Work instructions
All lines in which the word "button" occurs are to be extracted.

[Extracted data entries]
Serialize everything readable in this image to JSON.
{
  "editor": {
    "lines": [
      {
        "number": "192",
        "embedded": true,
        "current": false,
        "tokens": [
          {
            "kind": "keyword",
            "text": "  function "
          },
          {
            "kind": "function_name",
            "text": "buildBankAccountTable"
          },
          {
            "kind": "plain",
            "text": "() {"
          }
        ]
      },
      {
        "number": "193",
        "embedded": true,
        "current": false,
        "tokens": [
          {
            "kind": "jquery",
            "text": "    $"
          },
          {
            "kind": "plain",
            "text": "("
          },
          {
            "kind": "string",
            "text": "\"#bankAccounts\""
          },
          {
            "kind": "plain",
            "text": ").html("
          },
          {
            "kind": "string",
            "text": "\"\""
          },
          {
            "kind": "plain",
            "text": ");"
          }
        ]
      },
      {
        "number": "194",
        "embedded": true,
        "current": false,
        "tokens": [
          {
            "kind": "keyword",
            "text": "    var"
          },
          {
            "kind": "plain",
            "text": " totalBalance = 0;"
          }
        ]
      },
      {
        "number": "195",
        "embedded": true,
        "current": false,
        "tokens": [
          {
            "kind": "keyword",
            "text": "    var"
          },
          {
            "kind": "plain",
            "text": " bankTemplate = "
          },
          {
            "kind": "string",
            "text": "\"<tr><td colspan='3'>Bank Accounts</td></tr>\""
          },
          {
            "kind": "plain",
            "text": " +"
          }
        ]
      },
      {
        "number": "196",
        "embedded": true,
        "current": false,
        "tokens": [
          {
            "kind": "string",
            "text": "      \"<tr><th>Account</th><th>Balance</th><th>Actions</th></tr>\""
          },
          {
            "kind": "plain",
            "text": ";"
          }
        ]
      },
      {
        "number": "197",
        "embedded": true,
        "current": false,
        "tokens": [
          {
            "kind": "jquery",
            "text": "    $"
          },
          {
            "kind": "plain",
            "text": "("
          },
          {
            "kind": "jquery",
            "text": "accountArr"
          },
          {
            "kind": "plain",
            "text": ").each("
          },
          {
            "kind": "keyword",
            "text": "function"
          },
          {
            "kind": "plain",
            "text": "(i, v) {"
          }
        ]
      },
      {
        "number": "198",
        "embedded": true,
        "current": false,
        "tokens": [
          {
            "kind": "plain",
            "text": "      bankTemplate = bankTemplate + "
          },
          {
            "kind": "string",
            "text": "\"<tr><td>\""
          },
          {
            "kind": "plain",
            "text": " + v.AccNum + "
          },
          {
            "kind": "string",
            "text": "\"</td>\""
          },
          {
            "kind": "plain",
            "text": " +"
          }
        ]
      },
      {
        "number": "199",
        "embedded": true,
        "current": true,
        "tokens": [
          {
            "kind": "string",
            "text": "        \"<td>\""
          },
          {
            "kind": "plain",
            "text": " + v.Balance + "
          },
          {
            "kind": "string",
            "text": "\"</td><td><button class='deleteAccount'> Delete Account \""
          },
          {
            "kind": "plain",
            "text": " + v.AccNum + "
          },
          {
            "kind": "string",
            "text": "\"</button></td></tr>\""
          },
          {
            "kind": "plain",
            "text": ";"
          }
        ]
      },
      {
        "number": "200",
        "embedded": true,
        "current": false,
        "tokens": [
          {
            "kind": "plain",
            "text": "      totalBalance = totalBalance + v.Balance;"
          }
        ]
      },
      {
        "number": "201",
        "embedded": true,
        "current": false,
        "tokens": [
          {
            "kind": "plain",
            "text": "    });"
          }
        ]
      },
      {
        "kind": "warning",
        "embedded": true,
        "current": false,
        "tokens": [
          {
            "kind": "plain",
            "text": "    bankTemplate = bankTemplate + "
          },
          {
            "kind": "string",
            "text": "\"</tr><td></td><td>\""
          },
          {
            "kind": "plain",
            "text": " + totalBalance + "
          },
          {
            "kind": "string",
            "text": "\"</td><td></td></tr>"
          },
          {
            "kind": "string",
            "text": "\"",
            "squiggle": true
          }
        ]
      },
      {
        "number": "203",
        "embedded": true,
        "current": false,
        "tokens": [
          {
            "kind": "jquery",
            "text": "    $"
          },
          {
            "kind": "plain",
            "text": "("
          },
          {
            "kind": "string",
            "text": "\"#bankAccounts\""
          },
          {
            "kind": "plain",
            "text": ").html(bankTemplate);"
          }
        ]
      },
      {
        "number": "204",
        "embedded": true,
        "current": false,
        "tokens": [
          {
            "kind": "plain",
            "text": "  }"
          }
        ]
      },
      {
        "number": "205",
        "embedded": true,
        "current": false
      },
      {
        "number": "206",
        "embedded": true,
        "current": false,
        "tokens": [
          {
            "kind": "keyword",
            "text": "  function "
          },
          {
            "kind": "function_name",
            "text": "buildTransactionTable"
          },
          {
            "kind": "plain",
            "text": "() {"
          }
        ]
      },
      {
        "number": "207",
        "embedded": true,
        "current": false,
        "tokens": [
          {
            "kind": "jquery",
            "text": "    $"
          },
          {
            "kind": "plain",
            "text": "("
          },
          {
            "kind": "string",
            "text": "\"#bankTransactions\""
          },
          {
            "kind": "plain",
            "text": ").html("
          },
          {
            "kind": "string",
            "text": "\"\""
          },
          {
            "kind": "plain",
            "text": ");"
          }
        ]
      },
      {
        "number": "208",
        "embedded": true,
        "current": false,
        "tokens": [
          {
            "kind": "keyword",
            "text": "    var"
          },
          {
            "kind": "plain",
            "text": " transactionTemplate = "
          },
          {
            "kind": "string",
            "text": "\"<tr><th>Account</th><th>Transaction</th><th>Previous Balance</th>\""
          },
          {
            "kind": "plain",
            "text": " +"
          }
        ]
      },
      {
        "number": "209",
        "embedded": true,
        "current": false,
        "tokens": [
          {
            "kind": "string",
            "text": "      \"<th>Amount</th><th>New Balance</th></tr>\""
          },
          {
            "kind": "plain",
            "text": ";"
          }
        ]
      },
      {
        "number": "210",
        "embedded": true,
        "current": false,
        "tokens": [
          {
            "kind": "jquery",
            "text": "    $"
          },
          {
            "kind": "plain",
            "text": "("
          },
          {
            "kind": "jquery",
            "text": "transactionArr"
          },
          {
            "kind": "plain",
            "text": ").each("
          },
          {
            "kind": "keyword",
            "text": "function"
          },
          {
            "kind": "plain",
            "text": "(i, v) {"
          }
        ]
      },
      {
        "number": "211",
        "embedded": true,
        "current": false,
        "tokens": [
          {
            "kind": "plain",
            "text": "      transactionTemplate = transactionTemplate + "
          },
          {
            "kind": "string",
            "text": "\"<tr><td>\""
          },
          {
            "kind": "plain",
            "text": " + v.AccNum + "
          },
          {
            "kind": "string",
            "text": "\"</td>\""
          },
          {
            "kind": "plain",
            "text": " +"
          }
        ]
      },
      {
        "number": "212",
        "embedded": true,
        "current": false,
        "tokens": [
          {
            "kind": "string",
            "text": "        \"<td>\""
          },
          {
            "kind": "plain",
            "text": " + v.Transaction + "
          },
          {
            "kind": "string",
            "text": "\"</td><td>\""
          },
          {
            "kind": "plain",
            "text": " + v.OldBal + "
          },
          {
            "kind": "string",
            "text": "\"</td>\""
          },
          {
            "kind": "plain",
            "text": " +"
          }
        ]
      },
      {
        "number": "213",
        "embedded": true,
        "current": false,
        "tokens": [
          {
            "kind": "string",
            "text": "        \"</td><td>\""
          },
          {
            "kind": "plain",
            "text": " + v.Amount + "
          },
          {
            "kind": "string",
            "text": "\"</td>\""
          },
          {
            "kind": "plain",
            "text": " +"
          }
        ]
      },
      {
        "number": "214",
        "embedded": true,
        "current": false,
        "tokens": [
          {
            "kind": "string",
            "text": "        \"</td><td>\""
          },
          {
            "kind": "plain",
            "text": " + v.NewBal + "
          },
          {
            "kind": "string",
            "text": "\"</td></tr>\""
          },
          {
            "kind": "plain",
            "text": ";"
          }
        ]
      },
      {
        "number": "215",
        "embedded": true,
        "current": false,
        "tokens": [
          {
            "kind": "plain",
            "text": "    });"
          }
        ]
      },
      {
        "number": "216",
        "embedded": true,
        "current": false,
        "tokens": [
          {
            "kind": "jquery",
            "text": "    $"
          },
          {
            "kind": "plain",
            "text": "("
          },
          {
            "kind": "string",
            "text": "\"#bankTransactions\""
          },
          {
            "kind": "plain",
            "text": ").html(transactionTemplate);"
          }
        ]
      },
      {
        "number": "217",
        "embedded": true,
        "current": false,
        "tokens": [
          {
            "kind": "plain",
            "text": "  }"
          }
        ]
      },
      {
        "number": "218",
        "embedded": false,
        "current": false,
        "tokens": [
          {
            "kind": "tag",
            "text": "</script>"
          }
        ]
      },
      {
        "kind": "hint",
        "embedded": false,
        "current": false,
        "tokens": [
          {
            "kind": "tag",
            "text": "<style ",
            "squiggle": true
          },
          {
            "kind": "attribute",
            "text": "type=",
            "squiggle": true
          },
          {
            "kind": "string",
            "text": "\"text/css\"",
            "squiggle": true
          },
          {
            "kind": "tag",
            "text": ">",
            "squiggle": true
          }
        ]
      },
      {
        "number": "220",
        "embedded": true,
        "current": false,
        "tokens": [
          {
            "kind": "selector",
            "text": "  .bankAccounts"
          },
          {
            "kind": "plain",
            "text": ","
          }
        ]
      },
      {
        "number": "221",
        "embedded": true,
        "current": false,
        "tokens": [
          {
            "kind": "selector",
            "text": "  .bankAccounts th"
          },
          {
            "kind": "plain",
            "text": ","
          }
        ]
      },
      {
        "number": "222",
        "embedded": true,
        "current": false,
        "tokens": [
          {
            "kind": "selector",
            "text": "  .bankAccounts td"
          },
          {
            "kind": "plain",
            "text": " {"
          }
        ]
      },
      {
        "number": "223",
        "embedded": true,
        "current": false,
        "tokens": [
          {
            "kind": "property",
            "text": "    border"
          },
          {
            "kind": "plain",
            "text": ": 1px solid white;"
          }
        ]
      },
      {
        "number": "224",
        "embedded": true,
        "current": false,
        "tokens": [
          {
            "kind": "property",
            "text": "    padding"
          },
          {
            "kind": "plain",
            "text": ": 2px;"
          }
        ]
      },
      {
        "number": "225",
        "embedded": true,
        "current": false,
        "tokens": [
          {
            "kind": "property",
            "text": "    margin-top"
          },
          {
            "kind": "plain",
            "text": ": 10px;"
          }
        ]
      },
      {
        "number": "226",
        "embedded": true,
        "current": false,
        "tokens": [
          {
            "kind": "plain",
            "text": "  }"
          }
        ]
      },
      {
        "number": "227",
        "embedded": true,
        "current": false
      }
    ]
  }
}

Solution
            "text": "\"</td><td><button class='deleteAccount'> Delete Account \""
            "text": "\"</button></td></tr>\""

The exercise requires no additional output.